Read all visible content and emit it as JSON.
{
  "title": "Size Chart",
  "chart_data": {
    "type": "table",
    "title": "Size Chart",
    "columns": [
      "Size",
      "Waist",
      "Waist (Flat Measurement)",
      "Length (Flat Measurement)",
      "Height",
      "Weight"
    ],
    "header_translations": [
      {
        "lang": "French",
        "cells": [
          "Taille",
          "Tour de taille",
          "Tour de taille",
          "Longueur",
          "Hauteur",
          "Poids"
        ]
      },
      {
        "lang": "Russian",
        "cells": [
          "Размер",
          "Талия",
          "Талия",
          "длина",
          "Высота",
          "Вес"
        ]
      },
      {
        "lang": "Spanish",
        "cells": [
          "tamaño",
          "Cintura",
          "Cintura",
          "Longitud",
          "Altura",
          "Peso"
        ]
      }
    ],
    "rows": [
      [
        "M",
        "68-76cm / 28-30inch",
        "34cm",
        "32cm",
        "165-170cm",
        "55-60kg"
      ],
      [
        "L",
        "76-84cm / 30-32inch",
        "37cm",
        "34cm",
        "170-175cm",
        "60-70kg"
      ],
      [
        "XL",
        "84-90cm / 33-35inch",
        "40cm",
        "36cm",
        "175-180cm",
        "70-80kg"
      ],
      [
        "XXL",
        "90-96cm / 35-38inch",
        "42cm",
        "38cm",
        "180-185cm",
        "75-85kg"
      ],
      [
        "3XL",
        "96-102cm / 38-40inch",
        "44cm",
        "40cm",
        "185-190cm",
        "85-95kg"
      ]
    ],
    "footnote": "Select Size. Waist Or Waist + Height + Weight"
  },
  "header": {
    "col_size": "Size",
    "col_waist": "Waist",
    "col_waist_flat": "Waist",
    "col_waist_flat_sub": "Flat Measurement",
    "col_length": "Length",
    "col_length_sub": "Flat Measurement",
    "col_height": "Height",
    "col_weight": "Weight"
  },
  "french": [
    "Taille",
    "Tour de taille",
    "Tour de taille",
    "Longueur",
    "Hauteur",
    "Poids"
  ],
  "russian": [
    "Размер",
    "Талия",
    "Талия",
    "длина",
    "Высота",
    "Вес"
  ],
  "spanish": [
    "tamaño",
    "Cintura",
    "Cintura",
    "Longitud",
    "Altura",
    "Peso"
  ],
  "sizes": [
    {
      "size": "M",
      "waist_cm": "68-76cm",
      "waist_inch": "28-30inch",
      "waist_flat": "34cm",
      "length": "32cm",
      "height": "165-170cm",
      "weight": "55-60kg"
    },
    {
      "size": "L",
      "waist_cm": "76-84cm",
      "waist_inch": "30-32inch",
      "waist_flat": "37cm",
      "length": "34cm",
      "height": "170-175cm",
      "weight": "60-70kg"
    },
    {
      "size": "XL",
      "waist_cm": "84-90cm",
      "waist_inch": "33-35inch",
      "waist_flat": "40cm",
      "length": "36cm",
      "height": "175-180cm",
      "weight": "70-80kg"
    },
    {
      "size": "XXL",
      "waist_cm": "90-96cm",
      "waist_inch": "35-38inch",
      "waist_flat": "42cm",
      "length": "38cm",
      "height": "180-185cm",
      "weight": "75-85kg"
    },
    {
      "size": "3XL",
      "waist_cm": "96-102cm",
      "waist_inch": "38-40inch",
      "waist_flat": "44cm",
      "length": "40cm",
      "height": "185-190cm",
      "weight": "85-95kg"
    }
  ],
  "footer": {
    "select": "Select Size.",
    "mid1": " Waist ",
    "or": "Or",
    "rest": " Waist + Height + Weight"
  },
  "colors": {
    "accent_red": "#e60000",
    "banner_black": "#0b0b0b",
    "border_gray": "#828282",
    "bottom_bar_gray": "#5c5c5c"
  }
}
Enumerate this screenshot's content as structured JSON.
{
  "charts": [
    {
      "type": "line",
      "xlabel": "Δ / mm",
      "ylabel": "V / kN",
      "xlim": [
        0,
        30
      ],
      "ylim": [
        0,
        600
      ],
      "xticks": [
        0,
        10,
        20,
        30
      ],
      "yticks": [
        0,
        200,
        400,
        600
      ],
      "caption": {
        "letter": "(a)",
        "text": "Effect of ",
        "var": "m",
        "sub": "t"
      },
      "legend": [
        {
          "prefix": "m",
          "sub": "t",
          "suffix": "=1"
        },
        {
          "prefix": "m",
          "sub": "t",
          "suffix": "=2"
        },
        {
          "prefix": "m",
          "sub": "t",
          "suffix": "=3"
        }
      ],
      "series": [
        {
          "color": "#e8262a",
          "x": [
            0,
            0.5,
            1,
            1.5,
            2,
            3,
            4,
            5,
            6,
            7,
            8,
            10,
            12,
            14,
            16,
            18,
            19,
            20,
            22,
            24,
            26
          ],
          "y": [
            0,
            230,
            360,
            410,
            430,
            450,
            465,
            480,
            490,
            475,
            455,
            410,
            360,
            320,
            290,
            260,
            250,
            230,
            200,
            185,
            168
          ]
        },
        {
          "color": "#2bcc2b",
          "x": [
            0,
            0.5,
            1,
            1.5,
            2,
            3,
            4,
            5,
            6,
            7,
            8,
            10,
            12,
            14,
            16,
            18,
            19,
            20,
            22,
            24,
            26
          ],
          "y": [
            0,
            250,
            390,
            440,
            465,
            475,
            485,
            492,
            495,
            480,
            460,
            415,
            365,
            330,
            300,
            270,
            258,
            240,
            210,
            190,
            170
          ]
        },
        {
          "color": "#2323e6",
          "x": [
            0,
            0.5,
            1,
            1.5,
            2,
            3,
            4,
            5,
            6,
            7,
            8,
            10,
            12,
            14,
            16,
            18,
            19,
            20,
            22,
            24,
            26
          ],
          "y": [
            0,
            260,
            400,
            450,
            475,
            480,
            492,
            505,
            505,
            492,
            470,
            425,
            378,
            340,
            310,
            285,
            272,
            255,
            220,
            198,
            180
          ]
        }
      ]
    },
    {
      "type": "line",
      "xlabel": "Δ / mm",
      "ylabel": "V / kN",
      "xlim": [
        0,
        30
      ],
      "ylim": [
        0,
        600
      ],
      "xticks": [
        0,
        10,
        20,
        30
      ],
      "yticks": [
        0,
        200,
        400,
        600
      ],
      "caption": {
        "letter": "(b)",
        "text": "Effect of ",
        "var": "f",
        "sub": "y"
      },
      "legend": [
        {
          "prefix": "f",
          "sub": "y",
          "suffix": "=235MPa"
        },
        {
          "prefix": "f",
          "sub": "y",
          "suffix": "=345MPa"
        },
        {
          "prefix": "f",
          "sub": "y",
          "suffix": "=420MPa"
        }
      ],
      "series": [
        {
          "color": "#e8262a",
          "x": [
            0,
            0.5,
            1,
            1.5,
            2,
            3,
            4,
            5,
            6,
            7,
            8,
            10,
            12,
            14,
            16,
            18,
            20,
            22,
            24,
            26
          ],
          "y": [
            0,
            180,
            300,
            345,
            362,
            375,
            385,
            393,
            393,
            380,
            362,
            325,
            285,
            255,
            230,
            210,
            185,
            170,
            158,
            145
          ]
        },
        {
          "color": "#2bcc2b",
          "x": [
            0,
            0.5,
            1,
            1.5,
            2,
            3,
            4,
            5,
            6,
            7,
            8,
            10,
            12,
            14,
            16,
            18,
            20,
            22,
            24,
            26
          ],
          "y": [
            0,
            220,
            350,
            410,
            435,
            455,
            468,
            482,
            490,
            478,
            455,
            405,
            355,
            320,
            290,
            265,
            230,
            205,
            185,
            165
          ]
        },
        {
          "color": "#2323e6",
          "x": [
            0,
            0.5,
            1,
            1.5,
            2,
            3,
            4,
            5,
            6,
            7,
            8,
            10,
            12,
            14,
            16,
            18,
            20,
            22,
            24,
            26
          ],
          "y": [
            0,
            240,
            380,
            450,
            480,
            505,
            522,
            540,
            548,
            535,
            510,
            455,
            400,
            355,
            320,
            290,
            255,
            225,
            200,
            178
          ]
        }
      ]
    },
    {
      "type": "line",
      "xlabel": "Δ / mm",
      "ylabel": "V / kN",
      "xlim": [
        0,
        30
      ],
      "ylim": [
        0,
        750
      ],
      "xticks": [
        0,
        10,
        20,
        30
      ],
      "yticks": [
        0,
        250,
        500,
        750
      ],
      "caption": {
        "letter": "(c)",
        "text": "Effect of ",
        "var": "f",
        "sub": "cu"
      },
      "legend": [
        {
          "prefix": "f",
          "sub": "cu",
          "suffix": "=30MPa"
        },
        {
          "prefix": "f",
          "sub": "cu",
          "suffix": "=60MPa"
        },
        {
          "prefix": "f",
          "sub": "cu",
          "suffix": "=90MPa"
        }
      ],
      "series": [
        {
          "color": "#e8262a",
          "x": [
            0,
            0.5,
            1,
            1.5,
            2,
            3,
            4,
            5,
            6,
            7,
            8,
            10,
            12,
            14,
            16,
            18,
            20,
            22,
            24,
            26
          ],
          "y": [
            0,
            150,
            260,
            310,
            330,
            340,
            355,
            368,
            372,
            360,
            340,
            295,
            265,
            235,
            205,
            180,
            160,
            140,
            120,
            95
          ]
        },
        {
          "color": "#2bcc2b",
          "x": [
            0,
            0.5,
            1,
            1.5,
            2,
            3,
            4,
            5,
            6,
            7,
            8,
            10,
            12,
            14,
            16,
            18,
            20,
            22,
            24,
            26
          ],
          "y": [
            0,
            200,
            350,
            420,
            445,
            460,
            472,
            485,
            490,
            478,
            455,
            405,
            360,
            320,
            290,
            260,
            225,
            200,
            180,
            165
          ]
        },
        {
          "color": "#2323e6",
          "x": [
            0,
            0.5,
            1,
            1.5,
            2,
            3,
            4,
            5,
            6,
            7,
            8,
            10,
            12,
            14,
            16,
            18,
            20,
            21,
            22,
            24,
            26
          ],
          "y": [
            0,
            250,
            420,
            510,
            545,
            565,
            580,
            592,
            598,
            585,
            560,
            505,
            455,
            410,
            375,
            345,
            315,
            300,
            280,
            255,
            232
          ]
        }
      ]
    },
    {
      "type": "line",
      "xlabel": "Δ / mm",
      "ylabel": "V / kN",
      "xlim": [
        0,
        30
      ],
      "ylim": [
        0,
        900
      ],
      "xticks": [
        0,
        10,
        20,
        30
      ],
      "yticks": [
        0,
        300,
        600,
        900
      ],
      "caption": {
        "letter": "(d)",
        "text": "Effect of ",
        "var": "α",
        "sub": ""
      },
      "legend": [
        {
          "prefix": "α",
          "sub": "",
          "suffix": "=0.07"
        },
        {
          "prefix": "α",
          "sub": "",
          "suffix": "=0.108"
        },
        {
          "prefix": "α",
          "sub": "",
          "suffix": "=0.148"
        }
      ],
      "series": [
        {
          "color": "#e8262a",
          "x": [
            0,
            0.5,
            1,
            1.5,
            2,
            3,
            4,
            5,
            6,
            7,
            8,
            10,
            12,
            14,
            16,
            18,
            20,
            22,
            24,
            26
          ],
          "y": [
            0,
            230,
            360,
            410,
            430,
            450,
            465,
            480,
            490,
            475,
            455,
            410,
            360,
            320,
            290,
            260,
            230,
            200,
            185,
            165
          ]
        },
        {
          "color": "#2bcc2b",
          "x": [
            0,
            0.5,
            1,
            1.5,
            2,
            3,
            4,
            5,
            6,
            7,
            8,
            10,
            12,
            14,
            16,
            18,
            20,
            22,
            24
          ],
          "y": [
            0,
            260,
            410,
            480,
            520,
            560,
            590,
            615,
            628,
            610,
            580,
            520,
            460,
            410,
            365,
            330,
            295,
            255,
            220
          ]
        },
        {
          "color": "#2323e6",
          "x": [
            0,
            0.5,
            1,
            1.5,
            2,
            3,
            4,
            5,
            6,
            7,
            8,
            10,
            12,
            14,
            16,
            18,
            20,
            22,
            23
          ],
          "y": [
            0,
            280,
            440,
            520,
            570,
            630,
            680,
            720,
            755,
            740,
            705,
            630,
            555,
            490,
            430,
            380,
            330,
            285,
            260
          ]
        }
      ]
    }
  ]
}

Required task:
Identify the lines above with the word "Select". Copy them.

Task result:
    "footnote": "Select Size. Waist Or Waist + Height + Weight"
    "select": "Select Size.",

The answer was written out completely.